Requirement → Find every line in the records that holds the string "人受到党纪政务处分". Copy each one.

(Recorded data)
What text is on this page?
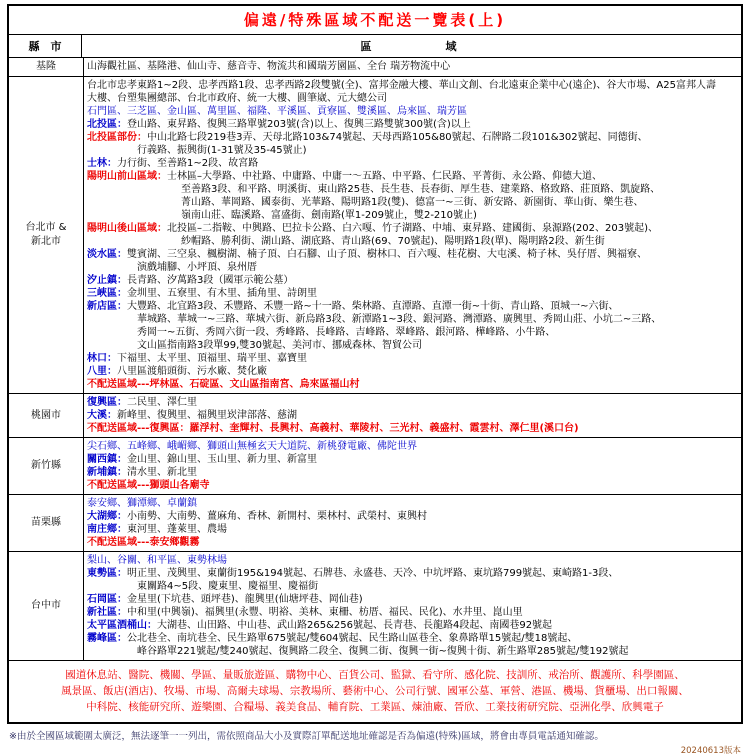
偏遠/特殊區域不配送一覽表(上)
縣　市	區　　　　域
基隆	山海觀社區、基隆港、仙山寺、慈音寺、物流共和國瑞芳園區、全台 瑞芳物流中心
台北市 &
新北市
台北市忠孝東路1~2段、忠孝西路1段、忠孝西路2段雙號(全)、富邦金融大樓、華山文創、台北遠東企業中心(遠企)、谷大市場、A25富邦人壽
大樓、台塑集團總部、台北市政府、統一大樓、圓筆崴、元大總公司
石門區、三芝區、金山區、萬里區、福隆、平溪區、貢寮區、雙溪區、烏來區、瑞芳區
北投區：登山路、東昇路、復興三路單號203號(含)以上、復興三路雙號300號(含)以上
北投區部份：中山北路七段219巷3弄、天母北路103&74號起、天母西路105&80號起、石牌路二段101&302號起、同德街、
行義路、振興街(1-31號及35-45號止)
士林：力行街、至善路1~2段、故宮路
陽明山前山區域：士林區–大學路、中社路、中庸路、中庸一～五路、中平路、仁民路、平菁街、永公路、仰德大道、
至善路3段、和平路、明溪街、東山路25巷、長生巷、長春街、厚生巷、建業路、格致路、莊頂路、凱旋路、
菁山路、華岡路、國泰街、光華路、陽明路1段(雙)、德富一~三街、新安路、新園街、華山街、樂生巷、
嶺南山莊、臨溪路、富盛街、劍南路(單1-209號止，雙2-210號止)
陽明山後山區域：北投區–二指鞍、中興路、巴拉卡公路、白六嘎、竹子湖路、中埔、東昇路、建國街、泉源路(202、203號起)、
紗帽路、勝利街、湖山路、湖底路、青山路(69、70號起)、陽明路1段(單)、陽明路2段、新生街
淡水區：雙賓湖、三空泉、楓樹湖、楠子頂、白石腳、山子頂、樹林口、百六嘎、桂花樹、大屯溪、椅子林、吳仔厝、興福寮、
演戲埔腳、小坪頂、泉州厝
汐止鎮：長青路、汐萬路3段（國軍示範公墓）
三峽區：金圳里、五寮里、有木里、插角里、詩朗里
新店區：大豐路、北宜路3段、禾豐路、禾豐一路~十一路、柴林路、直潭路、直潭一街~十街、青山路、頂城一~六街、
華城路、華城一~三路、華城六街、新烏路3段、新潭路1~3段、銀河路、灣潭路、廣興里、秀岡山莊、小坑二~三路、
秀岡一~五街、秀岡六街一段、秀峰路、長峰路、吉峰路、翠峰路、銀河路、樺峰路、小牛路、
文山區指南路3段單99,雙30號起、美河市、挪威森林、智貿公司
林口：下福里、太平里、頂福里、瑞平里、嘉寶里
八里：八里區渡船頭街、污水廠、焚化廠
不配送區域---坪林區、石碇區、文山區指南宮、烏來區福山村
桃園市
復興區：二民里、澤仁里
大溪：新峰里、復興里、福興里崁津部落、慈湖
不配送區域---復興區：羅浮村、奎輝村、長興村、高義村、華陵村、三光村、義盛村、霞雲村、澤仁里(溪口台)
新竹縣
尖石鄉、五峰鄉、峨嵋鄉、獅頭山無極玄天大道院、新桃發電廠、佛陀世界
關西鎮：金山里、錦山里、玉山里、新力里、新富里
新埔鎮：清水里、新北里
不配送區域---獅頭山各廟寺
苗栗縣
泰安鄉、獅潭鄉、卓蘭鎮
大湖鄉：小南勢、大南勢、薑麻角、香林、新開村、栗林村、武榮村、東興村
南庄鄉：東河里、蓬萊里、農場
不配送區域---泰安鄉觀霧
台中市
梨山、谷關、和平區、東勢林場
東勢區：明正里、茂興里、東蘭街195&194號起、石牌巷、永盛巷、天冷、中坑坪路、東坑路799號起、東崎路1-3段、
東關路4~5段、慶東里、慶福里、慶福街
石岡區：金星里(下坑巷、頭坪巷)、龍興里(仙塘坪巷、岡仙巷)
新社區：中和里(中興嶺)、福興里(永豐、明裕、美林、東柵、枋厝、福民、民化)、水井里、崑山里
太平區酒桶山：大湖巷、山田路、中山巷、武山路265&256號起、長青巷、長龍路4段起、南國巷92號起
霧峰區：公北巷全、南坑巷全、民生路單675號起/雙604號起、民生路山區巷全、象鼻路單15號起/雙18號起、
峰谷路單221號起/雙240號起、復興路二段全、復興二街、復興一街~復興十街、新生路單285號起/雙192號起
國道休息站、醫院、機關、學區、量販旅遊區、購物中心、百貨公司、監獄、看守所、感化院、技訓所、戒治所、觀護所、科學園區、
風景區、飯店(酒店)、牧場、市場、高爾夫球場、宗教場所、藝術中心、公司行號、國軍公墓、軍營、港區、機場、貨櫃場、出口報關、
中科院、核能研究所、遊樂園、合糧場、義美食品、輔育院、工業區、煉油廠、晉欣、工業技術研究院、亞洲化學、欣興電子
※由於全國區域範圍太廣泛，無法逐筆一一列出，需依照商品大小及實際訂單配送地址確認是否為偏遠(特殊)區域，將會由專員電話通知確認。
20240613版本
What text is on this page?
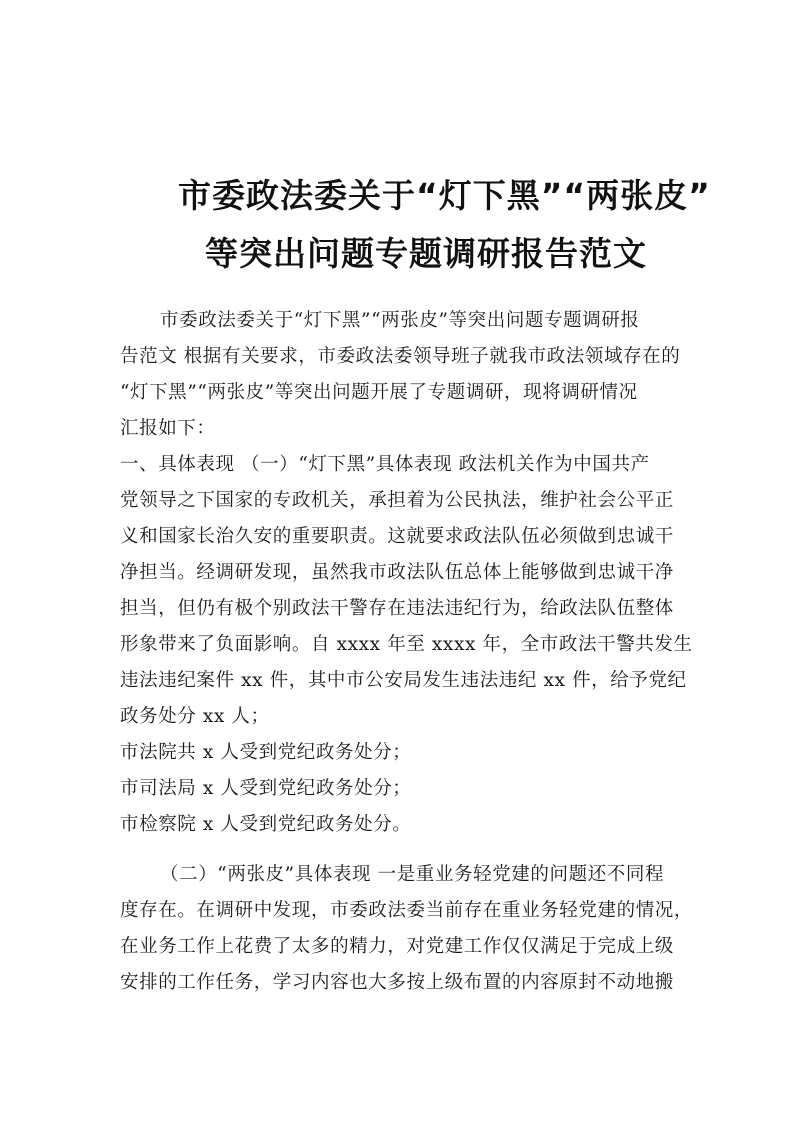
市委政法委关于“灯下黑”“两张皮”
等突出问题专题调研报告范文

市委政法委关于“灯下黑”“两张皮”等突出问题专题调研报

告范文 根据有关要求，市委政法委领导班子就我市政法领域存在的

“灯下黑”“两张皮”等突出问题开展了专题调研，现将调研情况

汇报如下：

一、具体表现 （一）“灯下黑”具体表现 政法机关作为中国共产

党领导之下国家的专政机关，承担着为公民执法，维护社会公平正

义和国家长治久安的重要职责。这就要求政法队伍必须做到忠诚干

净担当。经调研发现，虽然我市政法队伍总体上能够做到忠诚干净

担当，但仍有极个别政法干警存在违法违纪行为，给政法队伍整体

形象带来了负面影响。自 xxxx 年至 xxxx 年，全市政法干警共发生

违法违纪案件 xx 件，其中市公安局发生违法违纪 xx 件，给予党纪

政务处分 xx 人；

市法院共 x 人受到党纪政务处分；

市司法局 x 人受到党纪政务处分；

市检察院 x 人受到党纪政务处分。

（二）“两张皮”具体表现 一是重业务轻党建的问题还不同程

度存在。在调研中发现，市委政法委当前存在重业务轻党建的情况，

在业务工作上花费了太多的精力，对党建工作仅仅满足于完成上级

安排的工作任务，学习内容也大多按上级布置的内容原封不动地搬
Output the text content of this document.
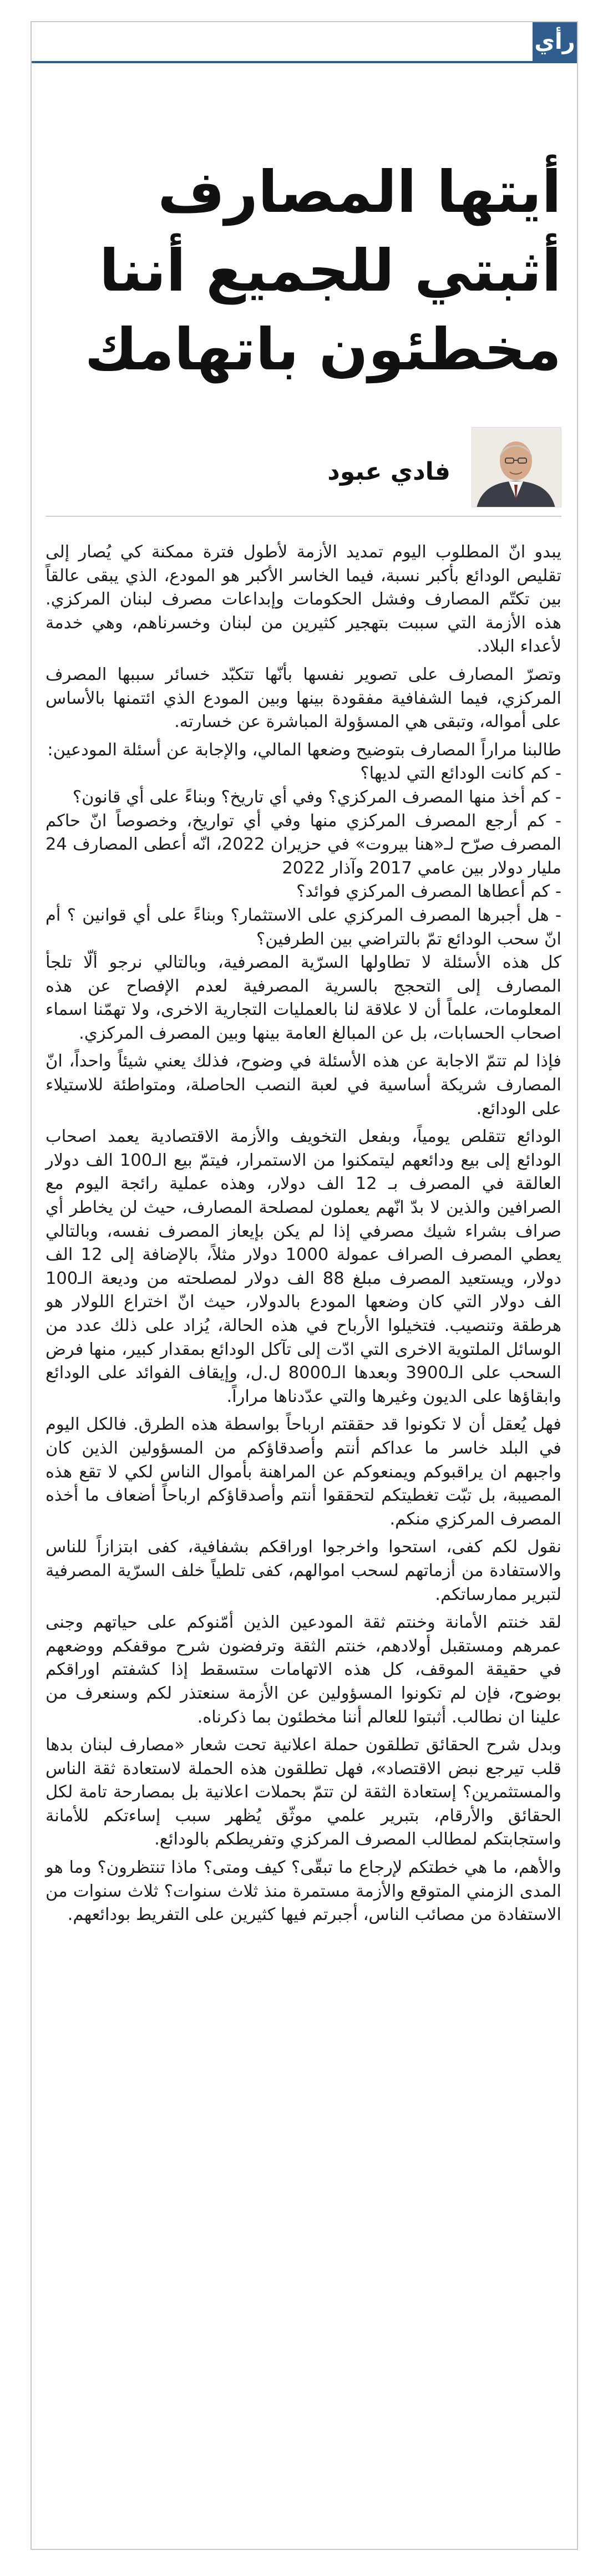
رأي
أيتها المصارف أثبتي للجميع أننا مخطئون باتهامك
فادي عبود

يبدو انّ المطلوب اليوم تمديد الأزمة لأطول فترة ممكنة كي يُصار إلى تقليص الودائع بأكبر نسبة، فيما الخاسر الأكبر هو المودع، الذي يبقى عالقاً بين تكتّم المصارف وفشل الحكومات وإبداعات مصرف لبنان المركزي. هذه الأزمة التي سببت بتهجير كثيرين من لبنان وخسرناهم، وهي خدمة لأعداء البلاد.

وتصرّ المصارف على تصوير نفسها بأنّها تتكبّد خسائر سببها المصرف المركزي، فيما الشفافية مفقودة بينها وبين المودع الذي ائتمنها بالأساس على أمواله، وتبقى هي المسؤولة المباشرة عن خسارته.

طالبنا مراراً المصارف بتوضيح وضعها المالي، والإجابة عن أسئلة المودعين:

- كم كانت الودائع التي لديها؟

- كم أخذ منها المصرف المركزي؟ وفي أي تاريخ؟ وبناءً على أي قانون؟

- كم أرجع المصرف المركزي منها وفي أي تواريخ، وخصوصاً انّ حاكم المصرف صرّح لـ«هنا بيروت» في حزيران 2022، انّه أعطى المصارف 24 مليار دولار بين عامي 2017 وآذار 2022

- كم أعطاها المصرف المركزي فوائد؟

- هل أجبرها المصرف المركزي على الاستثمار؟ وبناءً على أي قوانين ؟ أم انّ سحب الودائع تمّ بالتراضي بين الطرفين؟

كل هذه الأسئلة لا تطاولها السرّية المصرفية، وبالتالي نرجو ألّا تلجأ المصارف إلى التحجج بالسرية المصرفية لعدم الإفصاح عن هذه المعلومات، علماً أن لا علاقة لنا بالعمليات التجارية الاخرى، ولا تهمّنا اسماء اصحاب الحسابات، بل عن المبالغ العامة بينها وبين المصرف المركزي.

فإذا لم تتمّ الاجابة عن هذه الأسئلة في وضوح، فذلك يعني شيئاً واحداً، انّ المصارف شريكة أساسية في لعبة النصب الحاصلة، ومتواطئة للاستيلاء على الودائع.

الودائع تتقلص يومياً، وبفعل التخويف والأزمة الاقتصادية يعمد اصحاب الودائع إلى بيع ودائعهم ليتمكنوا من الاستمرار، فيتمّ بيع الـ100 الف دولار العالقة في المصرف بـ 12 الف دولار، وهذه عملية رائجة اليوم مع الصرافين والذين لا بدّ انّهم يعملون لمصلحة المصارف، حيث لن يخاطر أي صراف بشراء شيك مصرفي إذا لم يكن بإيعاز المصرف نفسه، وبالتالي يعطي المصرف الصراف عمولة 1000 دولار مثلاً، بالإضافة إلى 12 الف دولار، ويستعيد المصرف مبلغ 88 الف دولار لمصلحته من وديعة الـ100 الف دولار التي كان وضعها المودع بالدولار، حيث انّ اختراع اللولار هو هرطقة وتنصيب. فتخيلوا الأرباح في هذه الحالة، يُزاد على ذلك عدد من الوسائل الملتوية الاخرى التي ادّت إلى تآكل الودائع بمقدار كبير، منها فرض السحب على الـ3900 وبعدها الـ8000 ل.ل، وإيقاف الفوائد على الودائع وابقاؤها على الديون وغيرها والتي عدّدناها مراراً.

فهل يُعقل أن لا تكونوا قد حققتم ارباحاً بواسطة هذه الطرق. فالكل اليوم في البلد خاسر ما عداكم أنتم وأصدقاؤكم من المسؤولين الذين كان واجبهم ان يراقبوكم ويمنعوكم عن المراهنة بأموال الناس لكي لا تقع هذه المصيبة، بل تبّت تغطيتكم لتحققوا أنتم وأصدقاؤكم ارباحاً أضعاف ما أخذه المصرف المركزي منكم.

نقول لكم كفى، استحوا واخرجوا اوراقكم بشفافية، كفى ابتزازاً للناس والاستفادة من أزماتهم لسحب اموالهم، كفى تلطياً خلف السرّية المصرفية لتبرير ممارساتكم.

لقد خنتم الأمانة وخنتم ثقة المودعين الذين أمّنوكم على حياتهم وجنى عمرهم ومستقبل أولادهم، خنتم الثقة وترفضون شرح موقفكم ووضعهم في حقيقة الموقف، كل هذه الاتهامات ستسقط إذا كشفتم اوراقكم بوضوح، فإن لم تكونوا المسؤولين عن الأزمة سنعتذر لكم وسنعرف من علينا ان نطالب. أثبتوا للعالم أننا مخطئون بما ذكرناه.

وبدل شرح الحقائق تطلقون حملة اعلانية تحت شعار «مصارف لبنان بدها قلب تيرجع نبض الاقتصاد»، فهل تطلقون هذه الحملة لاستعادة ثقة الناس والمستثمرين؟ إستعادة الثقة لن تتمّ بحملات اعلانية بل بمصارحة تامة لكل الحقائق والأرقام، بتبرير علمي موثّق يُظهر سبب إساءتكم للأمانة واستجابتكم لمطالب المصرف المركزي وتفريطكم بالودائع.

والأهم، ما هي خطتكم لإرجاع ما تبقّى؟ كيف ومتى؟ ماذا تنتظرون؟ وما هو المدى الزمني المتوقع والأزمة مستمرة منذ ثلاث سنوات؟ ثلاث سنوات من الاستفادة من مصائب الناس، أجبرتم فيها كثيرين على التفريط بودائعهم.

Response to the task →
市法院共 x 人受到党纪政务处分；
市司法局 x 人受到党纪政务处分；
市检察院 x 人受到党纪政务处分。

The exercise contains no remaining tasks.